◆ **TASK DATA**

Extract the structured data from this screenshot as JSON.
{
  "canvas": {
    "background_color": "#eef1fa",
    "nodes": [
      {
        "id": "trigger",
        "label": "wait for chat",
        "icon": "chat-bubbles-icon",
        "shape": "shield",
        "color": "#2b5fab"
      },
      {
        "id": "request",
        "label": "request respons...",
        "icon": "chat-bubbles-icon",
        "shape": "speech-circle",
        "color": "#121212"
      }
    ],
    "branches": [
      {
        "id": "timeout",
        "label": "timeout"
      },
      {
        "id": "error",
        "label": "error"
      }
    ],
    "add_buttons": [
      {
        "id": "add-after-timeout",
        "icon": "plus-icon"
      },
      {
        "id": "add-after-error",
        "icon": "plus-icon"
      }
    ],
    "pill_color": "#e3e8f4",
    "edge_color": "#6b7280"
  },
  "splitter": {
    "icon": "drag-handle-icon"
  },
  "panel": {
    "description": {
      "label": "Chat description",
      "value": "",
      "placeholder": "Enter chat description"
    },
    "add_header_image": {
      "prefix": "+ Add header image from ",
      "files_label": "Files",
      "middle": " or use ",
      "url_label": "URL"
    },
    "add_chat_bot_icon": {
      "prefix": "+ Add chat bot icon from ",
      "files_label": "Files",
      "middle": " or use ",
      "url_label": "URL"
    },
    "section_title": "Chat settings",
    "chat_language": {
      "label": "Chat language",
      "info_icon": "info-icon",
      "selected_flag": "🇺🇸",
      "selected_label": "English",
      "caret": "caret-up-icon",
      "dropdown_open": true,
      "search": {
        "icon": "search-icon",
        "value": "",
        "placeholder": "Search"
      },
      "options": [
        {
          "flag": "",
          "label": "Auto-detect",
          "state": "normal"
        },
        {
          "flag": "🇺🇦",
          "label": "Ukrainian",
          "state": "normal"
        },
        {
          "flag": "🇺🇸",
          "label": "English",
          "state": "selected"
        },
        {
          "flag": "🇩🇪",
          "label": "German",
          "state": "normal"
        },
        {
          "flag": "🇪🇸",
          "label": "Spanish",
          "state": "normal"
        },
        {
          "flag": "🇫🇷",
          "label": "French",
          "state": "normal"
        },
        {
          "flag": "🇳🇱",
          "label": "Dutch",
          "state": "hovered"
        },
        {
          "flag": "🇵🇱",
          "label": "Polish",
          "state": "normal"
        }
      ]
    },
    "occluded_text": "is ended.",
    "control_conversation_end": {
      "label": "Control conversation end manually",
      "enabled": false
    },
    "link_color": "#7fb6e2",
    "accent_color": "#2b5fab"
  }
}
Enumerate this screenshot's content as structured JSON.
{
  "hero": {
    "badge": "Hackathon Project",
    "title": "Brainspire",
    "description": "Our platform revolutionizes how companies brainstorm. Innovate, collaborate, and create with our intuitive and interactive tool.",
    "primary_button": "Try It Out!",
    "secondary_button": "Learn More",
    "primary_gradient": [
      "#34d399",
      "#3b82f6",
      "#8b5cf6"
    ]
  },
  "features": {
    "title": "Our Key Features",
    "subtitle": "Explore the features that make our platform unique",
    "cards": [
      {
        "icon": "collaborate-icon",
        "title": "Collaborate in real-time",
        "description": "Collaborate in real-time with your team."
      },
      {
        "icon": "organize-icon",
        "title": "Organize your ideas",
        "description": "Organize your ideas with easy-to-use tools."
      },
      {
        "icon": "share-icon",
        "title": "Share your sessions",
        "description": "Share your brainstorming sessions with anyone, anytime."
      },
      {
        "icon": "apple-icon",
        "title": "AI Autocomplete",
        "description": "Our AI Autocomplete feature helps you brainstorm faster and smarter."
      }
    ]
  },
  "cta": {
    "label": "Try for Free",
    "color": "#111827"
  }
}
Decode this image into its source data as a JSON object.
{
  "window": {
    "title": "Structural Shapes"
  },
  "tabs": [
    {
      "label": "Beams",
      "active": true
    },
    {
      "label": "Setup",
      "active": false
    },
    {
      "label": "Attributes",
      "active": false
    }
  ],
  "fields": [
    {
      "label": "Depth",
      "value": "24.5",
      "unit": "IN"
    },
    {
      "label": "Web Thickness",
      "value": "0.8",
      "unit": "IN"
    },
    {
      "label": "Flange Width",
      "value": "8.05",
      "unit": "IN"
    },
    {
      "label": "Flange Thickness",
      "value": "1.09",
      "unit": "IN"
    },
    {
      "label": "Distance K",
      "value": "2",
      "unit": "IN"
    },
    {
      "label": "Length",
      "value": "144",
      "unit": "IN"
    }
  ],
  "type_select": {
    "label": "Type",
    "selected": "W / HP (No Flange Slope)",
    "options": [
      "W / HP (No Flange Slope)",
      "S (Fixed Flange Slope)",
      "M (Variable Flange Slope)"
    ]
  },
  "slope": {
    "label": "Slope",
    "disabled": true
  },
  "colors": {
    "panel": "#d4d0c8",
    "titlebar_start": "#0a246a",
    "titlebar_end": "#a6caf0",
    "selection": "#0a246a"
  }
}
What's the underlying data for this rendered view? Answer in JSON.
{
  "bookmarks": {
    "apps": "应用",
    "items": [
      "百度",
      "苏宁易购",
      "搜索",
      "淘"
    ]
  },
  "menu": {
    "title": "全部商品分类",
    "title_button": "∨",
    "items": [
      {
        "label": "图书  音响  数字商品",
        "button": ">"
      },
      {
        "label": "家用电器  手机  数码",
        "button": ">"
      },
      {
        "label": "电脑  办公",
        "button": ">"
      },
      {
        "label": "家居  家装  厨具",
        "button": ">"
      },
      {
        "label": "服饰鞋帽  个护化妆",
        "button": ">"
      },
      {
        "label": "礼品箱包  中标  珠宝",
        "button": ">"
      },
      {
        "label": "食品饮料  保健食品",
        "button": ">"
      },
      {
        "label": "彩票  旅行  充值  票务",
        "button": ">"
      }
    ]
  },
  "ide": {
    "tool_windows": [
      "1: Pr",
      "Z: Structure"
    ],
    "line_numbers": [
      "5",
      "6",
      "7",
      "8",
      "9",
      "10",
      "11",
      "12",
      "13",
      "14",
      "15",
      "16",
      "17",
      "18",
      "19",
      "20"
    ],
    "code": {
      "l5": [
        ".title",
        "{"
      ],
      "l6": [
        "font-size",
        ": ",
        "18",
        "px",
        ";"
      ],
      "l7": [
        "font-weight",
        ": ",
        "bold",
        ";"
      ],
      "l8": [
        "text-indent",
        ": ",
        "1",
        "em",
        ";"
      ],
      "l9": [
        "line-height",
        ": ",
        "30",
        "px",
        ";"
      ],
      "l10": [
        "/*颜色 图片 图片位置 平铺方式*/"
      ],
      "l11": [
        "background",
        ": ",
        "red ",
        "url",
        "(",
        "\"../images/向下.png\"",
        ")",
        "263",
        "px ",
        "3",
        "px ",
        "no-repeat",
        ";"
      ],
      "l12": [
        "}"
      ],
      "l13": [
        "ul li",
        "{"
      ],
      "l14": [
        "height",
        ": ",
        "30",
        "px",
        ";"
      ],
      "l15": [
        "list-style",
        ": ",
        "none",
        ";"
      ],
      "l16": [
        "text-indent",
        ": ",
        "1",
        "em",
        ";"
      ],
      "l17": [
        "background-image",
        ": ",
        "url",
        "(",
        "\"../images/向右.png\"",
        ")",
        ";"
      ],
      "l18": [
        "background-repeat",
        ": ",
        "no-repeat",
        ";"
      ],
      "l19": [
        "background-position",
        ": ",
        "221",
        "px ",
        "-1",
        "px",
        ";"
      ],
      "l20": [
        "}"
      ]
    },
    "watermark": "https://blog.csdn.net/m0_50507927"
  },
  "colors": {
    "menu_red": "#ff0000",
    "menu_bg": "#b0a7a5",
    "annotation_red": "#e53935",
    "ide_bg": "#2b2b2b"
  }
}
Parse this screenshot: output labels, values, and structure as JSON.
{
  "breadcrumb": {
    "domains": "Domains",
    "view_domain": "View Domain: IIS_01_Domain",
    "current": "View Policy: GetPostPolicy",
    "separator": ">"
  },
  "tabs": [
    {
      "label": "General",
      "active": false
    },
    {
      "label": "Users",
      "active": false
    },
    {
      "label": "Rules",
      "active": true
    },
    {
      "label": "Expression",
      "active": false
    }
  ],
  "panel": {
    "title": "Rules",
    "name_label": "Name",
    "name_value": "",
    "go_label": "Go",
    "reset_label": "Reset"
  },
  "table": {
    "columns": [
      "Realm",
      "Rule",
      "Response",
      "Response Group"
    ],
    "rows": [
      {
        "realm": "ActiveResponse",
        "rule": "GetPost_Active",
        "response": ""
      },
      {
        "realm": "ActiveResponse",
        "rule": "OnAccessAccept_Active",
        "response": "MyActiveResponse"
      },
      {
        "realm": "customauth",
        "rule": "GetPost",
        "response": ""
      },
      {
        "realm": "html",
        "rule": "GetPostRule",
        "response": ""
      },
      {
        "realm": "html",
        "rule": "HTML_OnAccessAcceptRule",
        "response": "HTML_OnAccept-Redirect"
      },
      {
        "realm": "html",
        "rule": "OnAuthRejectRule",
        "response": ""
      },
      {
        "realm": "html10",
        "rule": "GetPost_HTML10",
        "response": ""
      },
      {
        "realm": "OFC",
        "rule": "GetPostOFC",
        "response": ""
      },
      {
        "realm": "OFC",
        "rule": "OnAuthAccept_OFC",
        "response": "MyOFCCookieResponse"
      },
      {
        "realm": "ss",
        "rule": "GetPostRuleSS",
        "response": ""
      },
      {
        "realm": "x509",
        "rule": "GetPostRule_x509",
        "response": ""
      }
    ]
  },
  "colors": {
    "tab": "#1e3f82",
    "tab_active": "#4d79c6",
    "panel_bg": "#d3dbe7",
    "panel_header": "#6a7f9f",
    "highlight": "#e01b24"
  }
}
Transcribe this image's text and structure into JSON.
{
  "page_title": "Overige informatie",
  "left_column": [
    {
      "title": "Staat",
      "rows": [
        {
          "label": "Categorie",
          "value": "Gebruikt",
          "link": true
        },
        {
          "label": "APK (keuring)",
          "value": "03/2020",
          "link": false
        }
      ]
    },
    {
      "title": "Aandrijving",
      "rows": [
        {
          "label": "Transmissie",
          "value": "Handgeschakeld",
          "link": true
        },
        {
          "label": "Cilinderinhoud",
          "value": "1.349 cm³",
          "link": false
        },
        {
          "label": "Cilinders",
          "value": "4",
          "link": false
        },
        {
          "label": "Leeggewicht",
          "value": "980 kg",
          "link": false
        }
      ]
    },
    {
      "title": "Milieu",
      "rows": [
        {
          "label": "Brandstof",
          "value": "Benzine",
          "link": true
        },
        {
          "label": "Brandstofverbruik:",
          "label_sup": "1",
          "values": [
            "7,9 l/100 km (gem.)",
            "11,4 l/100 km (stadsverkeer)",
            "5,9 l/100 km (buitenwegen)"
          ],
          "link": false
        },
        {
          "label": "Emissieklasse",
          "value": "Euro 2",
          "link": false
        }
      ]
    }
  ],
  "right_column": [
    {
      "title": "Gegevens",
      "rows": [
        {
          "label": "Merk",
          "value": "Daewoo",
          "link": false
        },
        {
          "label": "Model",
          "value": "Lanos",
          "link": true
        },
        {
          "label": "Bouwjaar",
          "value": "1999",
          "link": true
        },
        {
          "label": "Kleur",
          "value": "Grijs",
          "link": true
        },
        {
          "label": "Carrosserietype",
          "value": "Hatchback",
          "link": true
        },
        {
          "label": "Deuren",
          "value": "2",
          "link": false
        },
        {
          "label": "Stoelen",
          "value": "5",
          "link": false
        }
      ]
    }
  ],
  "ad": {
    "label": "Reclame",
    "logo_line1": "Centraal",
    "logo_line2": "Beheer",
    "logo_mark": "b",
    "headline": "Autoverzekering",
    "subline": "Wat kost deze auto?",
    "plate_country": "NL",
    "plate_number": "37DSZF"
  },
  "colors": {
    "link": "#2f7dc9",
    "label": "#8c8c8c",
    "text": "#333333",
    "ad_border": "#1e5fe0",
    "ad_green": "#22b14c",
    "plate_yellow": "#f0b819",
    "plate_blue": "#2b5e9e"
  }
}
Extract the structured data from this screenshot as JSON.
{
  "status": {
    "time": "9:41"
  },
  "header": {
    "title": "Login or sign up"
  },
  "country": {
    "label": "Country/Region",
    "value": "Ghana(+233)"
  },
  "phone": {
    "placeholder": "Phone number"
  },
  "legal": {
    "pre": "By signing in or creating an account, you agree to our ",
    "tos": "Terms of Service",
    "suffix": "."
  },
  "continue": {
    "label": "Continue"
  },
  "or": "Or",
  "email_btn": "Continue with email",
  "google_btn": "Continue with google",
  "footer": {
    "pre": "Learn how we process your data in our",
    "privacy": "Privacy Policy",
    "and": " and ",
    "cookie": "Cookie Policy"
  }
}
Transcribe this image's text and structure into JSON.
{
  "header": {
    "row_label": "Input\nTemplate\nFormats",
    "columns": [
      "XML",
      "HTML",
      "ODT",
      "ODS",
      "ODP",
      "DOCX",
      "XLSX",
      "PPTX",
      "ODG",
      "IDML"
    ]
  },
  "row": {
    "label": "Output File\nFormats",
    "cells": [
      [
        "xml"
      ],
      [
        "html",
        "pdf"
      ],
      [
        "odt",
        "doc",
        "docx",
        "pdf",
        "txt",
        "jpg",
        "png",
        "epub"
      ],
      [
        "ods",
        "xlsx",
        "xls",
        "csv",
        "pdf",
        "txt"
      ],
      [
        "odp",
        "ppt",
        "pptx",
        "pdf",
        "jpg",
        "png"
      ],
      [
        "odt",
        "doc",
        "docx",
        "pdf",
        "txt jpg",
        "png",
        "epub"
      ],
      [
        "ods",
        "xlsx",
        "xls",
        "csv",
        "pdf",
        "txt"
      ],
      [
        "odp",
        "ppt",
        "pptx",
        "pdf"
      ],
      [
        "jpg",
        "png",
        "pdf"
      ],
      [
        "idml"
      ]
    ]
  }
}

◆ **SHORT PROBLEM**
Filter the entries down to the lines containing "platform". Copy each of those lines.

◆ **COMPLETE RESPONSE**
    "description": "Our platform revolutionizes how companies brainstorm. Innovate, collaborate, and create with our intuitive and interactive tool.",
    "subtitle": "Explore the features that make our platform unique",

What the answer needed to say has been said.